## [Task statement]
Write out the listing beneath this instruction in its entirety, exactly as it reads.

***

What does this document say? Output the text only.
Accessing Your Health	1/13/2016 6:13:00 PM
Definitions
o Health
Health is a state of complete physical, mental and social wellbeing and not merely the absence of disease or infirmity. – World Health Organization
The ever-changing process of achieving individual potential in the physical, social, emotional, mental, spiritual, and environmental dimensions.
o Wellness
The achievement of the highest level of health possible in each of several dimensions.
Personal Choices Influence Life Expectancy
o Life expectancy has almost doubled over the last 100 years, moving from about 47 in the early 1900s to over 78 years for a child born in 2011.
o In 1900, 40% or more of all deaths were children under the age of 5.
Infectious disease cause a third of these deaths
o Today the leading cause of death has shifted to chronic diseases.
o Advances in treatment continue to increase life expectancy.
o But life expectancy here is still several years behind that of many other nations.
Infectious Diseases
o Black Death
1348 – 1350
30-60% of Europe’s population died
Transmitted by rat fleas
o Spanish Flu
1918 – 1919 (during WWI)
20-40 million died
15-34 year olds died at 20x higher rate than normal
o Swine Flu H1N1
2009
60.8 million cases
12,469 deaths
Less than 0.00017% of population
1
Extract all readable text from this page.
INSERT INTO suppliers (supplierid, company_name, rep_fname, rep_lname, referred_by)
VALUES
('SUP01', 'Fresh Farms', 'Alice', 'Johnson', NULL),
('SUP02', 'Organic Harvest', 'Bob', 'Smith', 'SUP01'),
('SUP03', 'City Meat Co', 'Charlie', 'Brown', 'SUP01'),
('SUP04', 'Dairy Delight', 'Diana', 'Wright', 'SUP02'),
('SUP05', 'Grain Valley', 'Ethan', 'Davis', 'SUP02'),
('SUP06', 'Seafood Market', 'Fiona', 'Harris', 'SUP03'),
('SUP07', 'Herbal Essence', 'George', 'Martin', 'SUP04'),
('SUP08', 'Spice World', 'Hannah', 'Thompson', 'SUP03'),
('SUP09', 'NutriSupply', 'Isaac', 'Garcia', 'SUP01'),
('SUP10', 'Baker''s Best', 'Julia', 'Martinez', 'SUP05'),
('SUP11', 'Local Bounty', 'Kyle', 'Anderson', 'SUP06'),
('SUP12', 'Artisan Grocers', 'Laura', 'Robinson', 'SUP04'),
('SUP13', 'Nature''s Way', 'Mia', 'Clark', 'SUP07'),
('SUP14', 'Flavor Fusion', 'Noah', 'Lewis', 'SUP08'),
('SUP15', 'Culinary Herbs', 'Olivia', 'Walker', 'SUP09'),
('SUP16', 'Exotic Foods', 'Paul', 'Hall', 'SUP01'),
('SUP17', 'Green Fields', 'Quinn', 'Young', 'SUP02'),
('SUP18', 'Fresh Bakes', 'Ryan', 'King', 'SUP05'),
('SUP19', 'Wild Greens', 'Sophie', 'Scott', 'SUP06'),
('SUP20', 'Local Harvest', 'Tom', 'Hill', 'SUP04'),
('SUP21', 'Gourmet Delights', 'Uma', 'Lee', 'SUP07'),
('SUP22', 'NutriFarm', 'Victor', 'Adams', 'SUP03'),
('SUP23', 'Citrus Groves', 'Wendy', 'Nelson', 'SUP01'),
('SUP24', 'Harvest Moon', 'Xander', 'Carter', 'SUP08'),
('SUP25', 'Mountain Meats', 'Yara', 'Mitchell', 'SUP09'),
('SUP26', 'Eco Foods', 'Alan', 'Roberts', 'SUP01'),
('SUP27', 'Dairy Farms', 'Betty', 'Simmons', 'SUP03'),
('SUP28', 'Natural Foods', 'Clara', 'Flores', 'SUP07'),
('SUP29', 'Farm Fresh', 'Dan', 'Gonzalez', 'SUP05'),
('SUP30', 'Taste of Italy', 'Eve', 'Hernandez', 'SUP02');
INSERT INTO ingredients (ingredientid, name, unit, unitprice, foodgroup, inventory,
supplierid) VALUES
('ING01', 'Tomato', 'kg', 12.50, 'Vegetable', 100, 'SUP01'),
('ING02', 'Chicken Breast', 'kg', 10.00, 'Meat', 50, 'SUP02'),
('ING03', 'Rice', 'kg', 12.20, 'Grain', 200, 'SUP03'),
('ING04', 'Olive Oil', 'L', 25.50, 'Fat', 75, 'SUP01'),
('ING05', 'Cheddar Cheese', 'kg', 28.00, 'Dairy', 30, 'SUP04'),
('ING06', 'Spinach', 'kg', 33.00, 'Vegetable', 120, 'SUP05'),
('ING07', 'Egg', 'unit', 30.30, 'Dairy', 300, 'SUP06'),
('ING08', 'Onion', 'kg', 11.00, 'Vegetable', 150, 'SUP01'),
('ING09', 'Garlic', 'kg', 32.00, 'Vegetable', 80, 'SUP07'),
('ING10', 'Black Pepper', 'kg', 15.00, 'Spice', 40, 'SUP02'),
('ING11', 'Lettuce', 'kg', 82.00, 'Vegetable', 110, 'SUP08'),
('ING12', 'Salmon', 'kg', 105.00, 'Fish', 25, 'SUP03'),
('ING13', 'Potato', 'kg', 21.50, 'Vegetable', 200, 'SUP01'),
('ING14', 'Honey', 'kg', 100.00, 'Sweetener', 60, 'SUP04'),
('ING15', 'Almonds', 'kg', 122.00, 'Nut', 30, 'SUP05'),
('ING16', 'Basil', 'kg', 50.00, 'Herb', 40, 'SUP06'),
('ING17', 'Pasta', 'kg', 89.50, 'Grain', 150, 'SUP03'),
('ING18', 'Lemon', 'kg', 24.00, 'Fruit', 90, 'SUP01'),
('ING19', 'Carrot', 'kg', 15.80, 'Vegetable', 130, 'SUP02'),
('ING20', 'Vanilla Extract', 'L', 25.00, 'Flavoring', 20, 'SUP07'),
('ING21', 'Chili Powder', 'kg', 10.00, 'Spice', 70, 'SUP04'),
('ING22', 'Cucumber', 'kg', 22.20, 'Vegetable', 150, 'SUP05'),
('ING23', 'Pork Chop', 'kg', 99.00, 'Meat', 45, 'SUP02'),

***

## [Exercise answer]
What does this document say? Output the text only.
Accessing Your Health	1/13/2016 6:13:00 PM
Definitions
o Health
Health is a state of complete physical, mental and social wellbeing and not merely the absence of disease or infirmity. – World Health Organization
The ever-changing process of achieving individual potential in the physical, social, emotional, mental, spiritual, and environmental dimensions.
o Wellness
The achievement of the highest level of health possible in each of several dimensions.
Personal Choices Influence Life Expectancy
o Life expectancy has almost doubled over the last 100 years, moving from about 47 in the early 1900s to over 78 years for a child born in 2011.
o In 1900, 40% or more of all deaths were children under the age of 5.
Infectious disease cause a third of these deaths
o Today the leading cause of death has shifted to chronic diseases.
o Advances in treatment continue to increase life expectancy.
o But life expectancy here is still several years behind that of many other nations.
Infectious Diseases
o Black Death
1348 – 1350
30-60% of Europe’s population died
Transmitted by rat fleas
o Spanish Flu
1918 – 1919 (during WWI)
20-40 million died
15-34 year olds died at 20x higher rate than normal
o Swine Flu H1N1
2009
60.8 million cases
12,469 deaths
Less than 0.00017% of population
1
Extract all readable text from this page.
INSERT INTO suppliers (supplierid, company_name, rep_fname, rep_lname, referred_by)
VALUES
('SUP01', 'Fresh Farms', 'Alice', 'Johnson', NULL),
('SUP02', 'Organic Harvest', 'Bob', 'Smith', 'SUP01'),
('SUP03', 'City Meat Co', 'Charlie', 'Brown', 'SUP01'),
('SUP04', 'Dairy Delight', 'Diana', 'Wright', 'SUP02'),
('SUP05', 'Grain Valley', 'Ethan', 'Davis', 'SUP02'),
('SUP06', 'Seafood Market', 'Fiona', 'Harris', 'SUP03'),
('SUP07', 'Herbal Essence', 'George', 'Martin', 'SUP04'),
('SUP08', 'Spice World', 'Hannah', 'Thompson', 'SUP03'),
('SUP09', 'NutriSupply', 'Isaac', 'Garcia', 'SUP01'),
('SUP10', 'Baker''s Best', 'Julia', 'Martinez', 'SUP05'),
('SUP11', 'Local Bounty', 'Kyle', 'Anderson', 'SUP06'),
('SUP12', 'Artisan Grocers', 'Laura', 'Robinson', 'SUP04'),
('SUP13', 'Nature''s Way', 'Mia', 'Clark', 'SUP07'),
('SUP14', 'Flavor Fusion', 'Noah', 'Lewis', 'SUP08'),
('SUP15', 'Culinary Herbs', 'Olivia', 'Walker', 'SUP09'),
('SUP16', 'Exotic Foods', 'Paul', 'Hall', 'SUP01'),
('SUP17', 'Green Fields', 'Quinn', 'Young', 'SUP02'),
('SUP18', 'Fresh Bakes', 'Ryan', 'King', 'SUP05'),
('SUP19', 'Wild Greens', 'Sophie', 'Scott', 'SUP06'),
('SUP20', 'Local Harvest', 'Tom', 'Hill', 'SUP04'),
('SUP21', 'Gourmet Delights', 'Uma', 'Lee', 'SUP07'),
('SUP22', 'NutriFarm', 'Victor', 'Adams', 'SUP03'),
('SUP23', 'Citrus Groves', 'Wendy', 'Nelson', 'SUP01'),
('SUP24', 'Harvest Moon', 'Xander', 'Carter', 'SUP08'),
('SUP25', 'Mountain Meats', 'Yara', 'Mitchell', 'SUP09'),
('SUP26', 'Eco Foods', 'Alan', 'Roberts', 'SUP01'),
('SUP27', 'Dairy Farms', 'Betty', 'Simmons', 'SUP03'),
('SUP28', 'Natural Foods', 'Clara', 'Flores', 'SUP07'),
('SUP29', 'Farm Fresh', 'Dan', 'Gonzalez', 'SUP05'),
('SUP30', 'Taste of Italy', 'Eve', 'Hernandez', 'SUP02');
INSERT INTO ingredients (ingredientid, name, unit, unitprice, foodgroup, inventory,
supplierid) VALUES
('ING01', 'Tomato', 'kg', 12.50, 'Vegetable', 100, 'SUP01'),
('ING02', 'Chicken Breast', 'kg', 10.00, 'Meat', 50, 'SUP02'),
('ING03', 'Rice', 'kg', 12.20, 'Grain', 200, 'SUP03'),
('ING04', 'Olive Oil', 'L', 25.50, 'Fat', 75, 'SUP01'),
('ING05', 'Cheddar Cheese', 'kg', 28.00, 'Dairy', 30, 'SUP04'),
('ING06', 'Spinach', 'kg', 33.00, 'Vegetable', 120, 'SUP05'),
('ING07', 'Egg', 'unit', 30.30, 'Dairy', 300, 'SUP06'),
('ING08', 'Onion', 'kg', 11.00, 'Vegetable', 150, 'SUP01'),
('ING09', 'Garlic', 'kg', 32.00, 'Vegetable', 80, 'SUP07'),
('ING10', 'Black Pepper', 'kg', 15.00, 'Spice', 40, 'SUP02'),
('ING11', 'Lettuce', 'kg', 82.00, 'Vegetable', 110, 'SUP08'),
('ING12', 'Salmon', 'kg', 105.00, 'Fish', 25, 'SUP03'),
('ING13', 'Potato', 'kg', 21.50, 'Vegetable', 200, 'SUP01'),
('ING14', 'Honey', 'kg', 100.00, 'Sweetener', 60, 'SUP04'),
('ING15', 'Almonds', 'kg', 122.00, 'Nut', 30, 'SUP05'),
('ING16', 'Basil', 'kg', 50.00, 'Herb', 40, 'SUP06'),
('ING17', 'Pasta', 'kg', 89.50, 'Grain', 150, 'SUP03'),
('ING18', 'Lemon', 'kg', 24.00, 'Fruit', 90, 'SUP01'),
('ING19', 'Carrot', 'kg', 15.80, 'Vegetable', 130, 'SUP02'),
('ING20', 'Vanilla Extract', 'L', 25.00, 'Flavoring', 20, 'SUP07'),
('ING21', 'Chili Powder', 'kg', 10.00, 'Spice', 70, 'SUP04'),
('ING22', 'Cucumber', 'kg', 22.20, 'Vegetable', 150, 'SUP05'),
('ING23', 'Pork Chop', 'kg', 99.00, 'Meat', 45, 'SUP02'),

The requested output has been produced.